• **WORK REQUIRED**: Each entry below should be written out exactly as it is, with no pictures.

• **INFORMATION PROVIDED**:
§ §
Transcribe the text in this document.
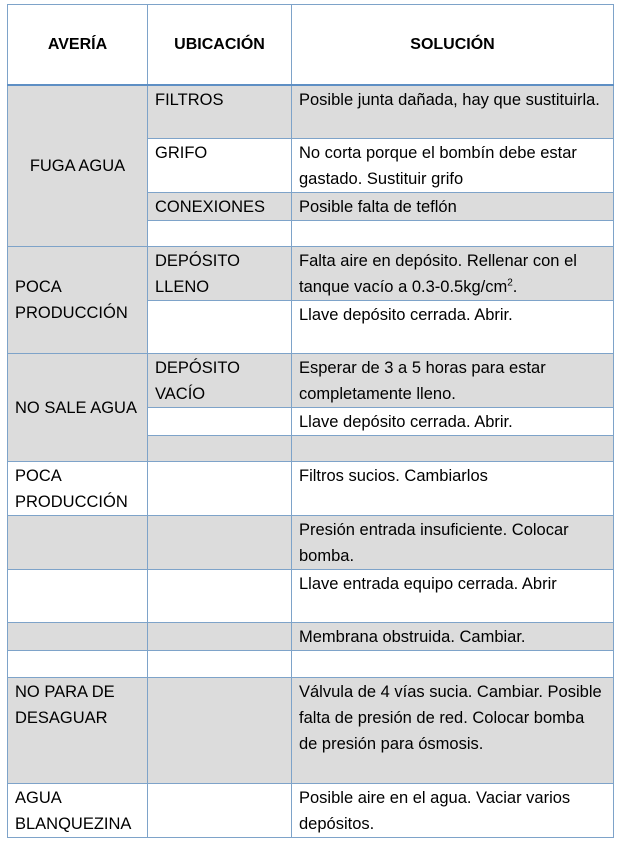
AVERÍA	UBICACIÓN	SOLUCIÓN
FUGA AGUA	FILTROS	Posible junta dañada, hay que sustituirla.
	GRIFO	No corta porque el bombín debe estar gastado. Sustituir grifo
	CONEXIONES	Posible falta de teflón

POCA PRODUCCIÓN	DEPÓSITO LLENO	Falta aire en depósito. Rellenar con el tanque vacío a $0.3-0.5kg/cm^2$.
		Llave depósito cerrada. Abrir.
NO SALE AGUA	DEPÓSITO VACÍO	Esperar de 3 a 5 horas para estar completamente lleno.
		Llave depósito cerrada. Abrir.

POCA PRODUCCIÓN		Filtros sucios. Cambiarlos
		Presión entrada insuficiente. Colocar bomba.
		Llave entrada equipo cerrada. Abrir
		Membrana obstruida. Cambiar.

NO PARA DE DESAGUAR		Válvula de 4 vías sucia. Cambiar. Posible falta de presión de red. Colocar bomba de presión para ósmosis.
AGUA BLANQUEZINA		Posible aire en el agua. Vaciar varios depósitos.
§ §
• **PROBLEM SOLUTION**:
Transcribe the text in this document.
AVERÍA	UBICACIÓN	SOLUCIÓN
FUGA AGUA	FILTROS	Posible junta dañada, hay que sustituirla.
	GRIFO	No corta porque el bombín debe estar gastado. Sustituir grifo
	CONEXIONES	Posible falta de teflón

POCA PRODUCCIÓN	DEPÓSITO LLENO	Falta aire en depósito. Rellenar con el tanque vacío a $0.3-0.5kg/cm^2$.
		Llave depósito cerrada. Abrir.
NO SALE AGUA	DEPÓSITO VACÍO	Esperar de 3 a 5 horas para estar completamente lleno.
		Llave depósito cerrada. Abrir.

POCA PRODUCCIÓN		Filtros sucios. Cambiarlos
		Presión entrada insuficiente. Colocar bomba.
		Llave entrada equipo cerrada. Abrir
		Membrana obstruida. Cambiar.

NO PARA DE DESAGUAR		Válvula de 4 vías sucia. Cambiar. Posible falta de presión de red. Colocar bomba de presión para ósmosis.
AGUA BLANQUEZINA		Posible aire en el agua. Vaciar varios depósitos.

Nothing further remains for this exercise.